**Job:**
Leave out every picture, and restate word for word only the lines from the one containing "Extract all readable text from this page." through the end of the material.

Lines of data:
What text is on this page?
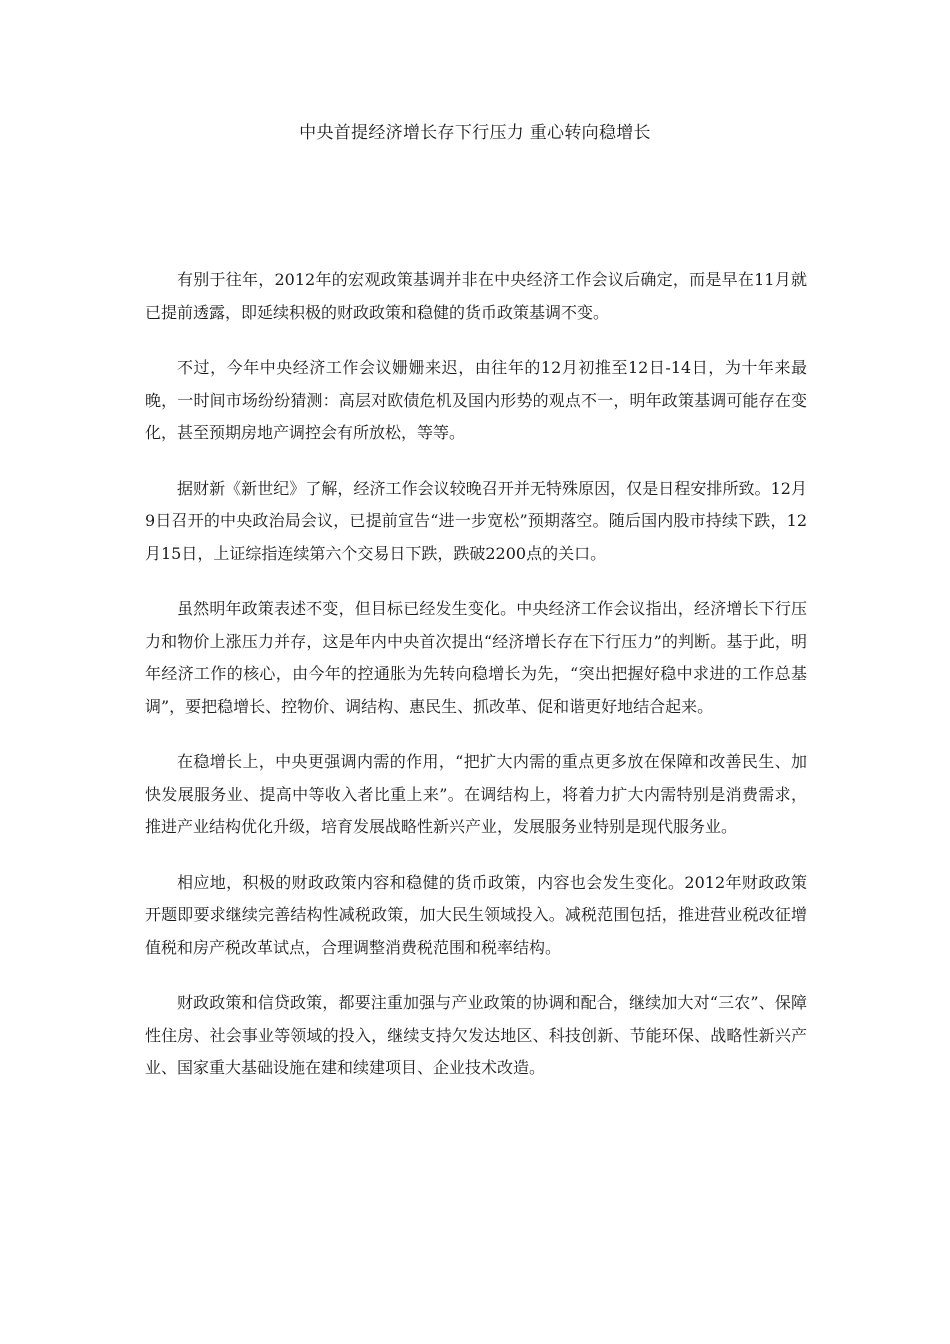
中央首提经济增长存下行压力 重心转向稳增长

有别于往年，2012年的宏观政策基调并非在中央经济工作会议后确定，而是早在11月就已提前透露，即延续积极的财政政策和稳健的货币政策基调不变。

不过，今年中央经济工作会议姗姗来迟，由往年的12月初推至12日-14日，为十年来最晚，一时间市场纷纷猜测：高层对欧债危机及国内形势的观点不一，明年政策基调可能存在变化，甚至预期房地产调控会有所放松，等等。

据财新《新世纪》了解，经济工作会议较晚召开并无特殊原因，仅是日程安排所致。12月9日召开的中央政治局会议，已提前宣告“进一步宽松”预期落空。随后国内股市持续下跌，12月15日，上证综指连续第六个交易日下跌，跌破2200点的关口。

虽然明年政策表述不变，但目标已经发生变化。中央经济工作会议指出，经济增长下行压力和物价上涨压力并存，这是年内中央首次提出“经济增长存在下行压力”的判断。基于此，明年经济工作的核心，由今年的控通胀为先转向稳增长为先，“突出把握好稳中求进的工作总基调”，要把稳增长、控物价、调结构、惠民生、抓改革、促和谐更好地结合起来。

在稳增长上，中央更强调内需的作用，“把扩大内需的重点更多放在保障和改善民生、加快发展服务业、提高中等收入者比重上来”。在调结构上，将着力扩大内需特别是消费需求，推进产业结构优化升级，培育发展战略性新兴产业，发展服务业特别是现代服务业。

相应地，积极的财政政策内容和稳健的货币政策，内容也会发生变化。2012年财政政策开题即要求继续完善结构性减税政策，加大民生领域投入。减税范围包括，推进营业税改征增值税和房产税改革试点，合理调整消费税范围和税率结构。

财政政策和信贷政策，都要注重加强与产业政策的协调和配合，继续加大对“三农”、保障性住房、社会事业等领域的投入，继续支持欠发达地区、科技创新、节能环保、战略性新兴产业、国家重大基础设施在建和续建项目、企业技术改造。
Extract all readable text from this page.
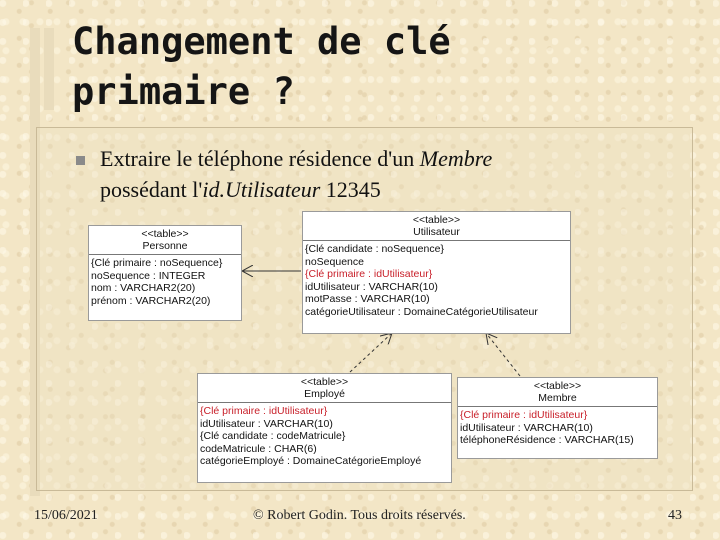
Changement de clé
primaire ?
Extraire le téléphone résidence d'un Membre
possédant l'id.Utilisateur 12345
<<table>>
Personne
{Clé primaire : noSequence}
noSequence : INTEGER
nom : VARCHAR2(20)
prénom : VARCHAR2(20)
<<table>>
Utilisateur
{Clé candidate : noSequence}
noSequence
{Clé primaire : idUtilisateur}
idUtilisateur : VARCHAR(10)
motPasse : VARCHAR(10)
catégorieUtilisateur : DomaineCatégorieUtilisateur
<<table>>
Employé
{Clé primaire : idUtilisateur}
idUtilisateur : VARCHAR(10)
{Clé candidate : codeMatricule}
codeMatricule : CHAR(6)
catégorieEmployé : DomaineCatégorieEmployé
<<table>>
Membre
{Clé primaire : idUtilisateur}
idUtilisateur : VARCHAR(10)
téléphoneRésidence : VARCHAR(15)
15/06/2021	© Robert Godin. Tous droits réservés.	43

**Expected answer:**
Extract all readable text from this page.
Changement de clé
primaire ?
Extraire le téléphone résidence d'un Membre
possédant l'id.Utilisateur 12345
<<table>>
Personne
{Clé primaire : noSequence}
noSequence : INTEGER
nom : VARCHAR2(20)
prénom : VARCHAR2(20)
<<table>>
Utilisateur
{Clé candidate : noSequence}
noSequence
{Clé primaire : idUtilisateur}
idUtilisateur : VARCHAR(10)
motPasse : VARCHAR(10)
catégorieUtilisateur : DomaineCatégorieUtilisateur
<<table>>
Employé
{Clé primaire : idUtilisateur}
idUtilisateur : VARCHAR(10)
{Clé candidate : codeMatricule}
codeMatricule : CHAR(6)
catégorieEmployé : DomaineCatégorieEmployé
<<table>>
Membre
{Clé primaire : idUtilisateur}
idUtilisateur : VARCHAR(10)
téléphoneRésidence : VARCHAR(15)
15/06/2021	© Robert Godin. Tous droits réservés.	43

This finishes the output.